● **INFORMATION PROVIDED**:
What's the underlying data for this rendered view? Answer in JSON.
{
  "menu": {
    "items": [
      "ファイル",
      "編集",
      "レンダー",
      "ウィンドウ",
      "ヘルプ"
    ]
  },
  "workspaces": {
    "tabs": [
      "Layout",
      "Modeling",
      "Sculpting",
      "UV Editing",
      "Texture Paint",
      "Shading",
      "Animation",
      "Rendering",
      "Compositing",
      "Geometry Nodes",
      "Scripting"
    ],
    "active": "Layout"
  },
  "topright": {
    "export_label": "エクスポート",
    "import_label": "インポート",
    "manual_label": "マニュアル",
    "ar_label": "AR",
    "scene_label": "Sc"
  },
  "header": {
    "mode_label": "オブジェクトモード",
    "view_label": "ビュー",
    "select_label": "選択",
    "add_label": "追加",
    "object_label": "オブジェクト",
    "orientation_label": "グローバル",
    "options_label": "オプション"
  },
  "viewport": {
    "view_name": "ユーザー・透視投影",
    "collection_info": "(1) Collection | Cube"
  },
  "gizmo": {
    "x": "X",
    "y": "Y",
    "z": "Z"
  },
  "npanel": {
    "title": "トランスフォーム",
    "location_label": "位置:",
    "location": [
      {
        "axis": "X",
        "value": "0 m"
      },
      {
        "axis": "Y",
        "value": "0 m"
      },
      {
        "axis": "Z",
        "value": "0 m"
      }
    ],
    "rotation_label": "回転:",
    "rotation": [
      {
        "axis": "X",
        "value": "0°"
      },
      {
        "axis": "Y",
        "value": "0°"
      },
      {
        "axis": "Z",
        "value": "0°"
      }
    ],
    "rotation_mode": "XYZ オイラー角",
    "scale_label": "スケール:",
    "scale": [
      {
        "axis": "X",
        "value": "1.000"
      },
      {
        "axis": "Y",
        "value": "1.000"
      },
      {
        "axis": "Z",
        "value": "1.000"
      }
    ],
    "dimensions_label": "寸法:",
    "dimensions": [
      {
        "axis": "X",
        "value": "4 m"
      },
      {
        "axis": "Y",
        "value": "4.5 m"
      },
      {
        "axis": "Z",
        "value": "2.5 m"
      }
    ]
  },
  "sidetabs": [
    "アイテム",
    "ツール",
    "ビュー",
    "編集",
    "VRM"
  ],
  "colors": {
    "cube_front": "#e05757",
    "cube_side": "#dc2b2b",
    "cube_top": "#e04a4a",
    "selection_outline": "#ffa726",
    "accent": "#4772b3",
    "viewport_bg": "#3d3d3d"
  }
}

● **TASK STATEMENT**: Above are the records; copy all of them exactly.

● **RESULT**:
What's the underlying data for this rendered view? Answer in JSON.
{
  "menu": {
    "items": [
      "ファイル",
      "編集",
      "レンダー",
      "ウィンドウ",
      "ヘルプ"
    ]
  },
  "workspaces": {
    "tabs": [
      "Layout",
      "Modeling",
      "Sculpting",
      "UV Editing",
      "Texture Paint",
      "Shading",
      "Animation",
      "Rendering",
      "Compositing",
      "Geometry Nodes",
      "Scripting"
    ],
    "active": "Layout"
  },
  "topright": {
    "export_label": "エクスポート",
    "import_label": "インポート",
    "manual_label": "マニュアル",
    "ar_label": "AR",
    "scene_label": "Sc"
  },
  "header": {
    "mode_label": "オブジェクトモード",
    "view_label": "ビュー",
    "select_label": "選択",
    "add_label": "追加",
    "object_label": "オブジェクト",
    "orientation_label": "グローバル",
    "options_label": "オプション"
  },
  "viewport": {
    "view_name": "ユーザー・透視投影",
    "collection_info": "(1) Collection | Cube"
  },
  "gizmo": {
    "x": "X",
    "y": "Y",
    "z": "Z"
  },
  "npanel": {
    "title": "トランスフォーム",
    "location_label": "位置:",
    "location": [
      {
        "axis": "X",
        "value": "0 m"
      },
      {
        "axis": "Y",
        "value": "0 m"
      },
      {
        "axis": "Z",
        "value": "0 m"
      }
    ],
    "rotation_label": "回転:",
    "rotation": [
      {
        "axis": "X",
        "value": "0°"
      },
      {
        "axis": "Y",
        "value": "0°"
      },
      {
        "axis": "Z",
        "value": "0°"
      }
    ],
    "rotation_mode": "XYZ オイラー角",
    "scale_label": "スケール:",
    "scale": [
      {
        "axis": "X",
        "value": "1.000"
      },
      {
        "axis": "Y",
        "value": "1.000"
      },
      {
        "axis": "Z",
        "value": "1.000"
      }
    ],
    "dimensions_label": "寸法:",
    "dimensions": [
      {
        "axis": "X",
        "value": "4 m"
      },
      {
        "axis": "Y",
        "value": "4.5 m"
      },
      {
        "axis": "Z",
        "value": "2.5 m"
      }
    ]
  },
  "sidetabs": [
    "アイテム",
    "ツール",
    "ビュー",
    "編集",
    "VRM"
  ],
  "colors": {
    "cube_front": "#e05757",
    "cube_side": "#dc2b2b",
    "cube_top": "#e04a4a",
    "selection_outline": "#ffa726",
    "accent": "#4772b3",
    "viewport_bg": "#3d3d3d"
  }
}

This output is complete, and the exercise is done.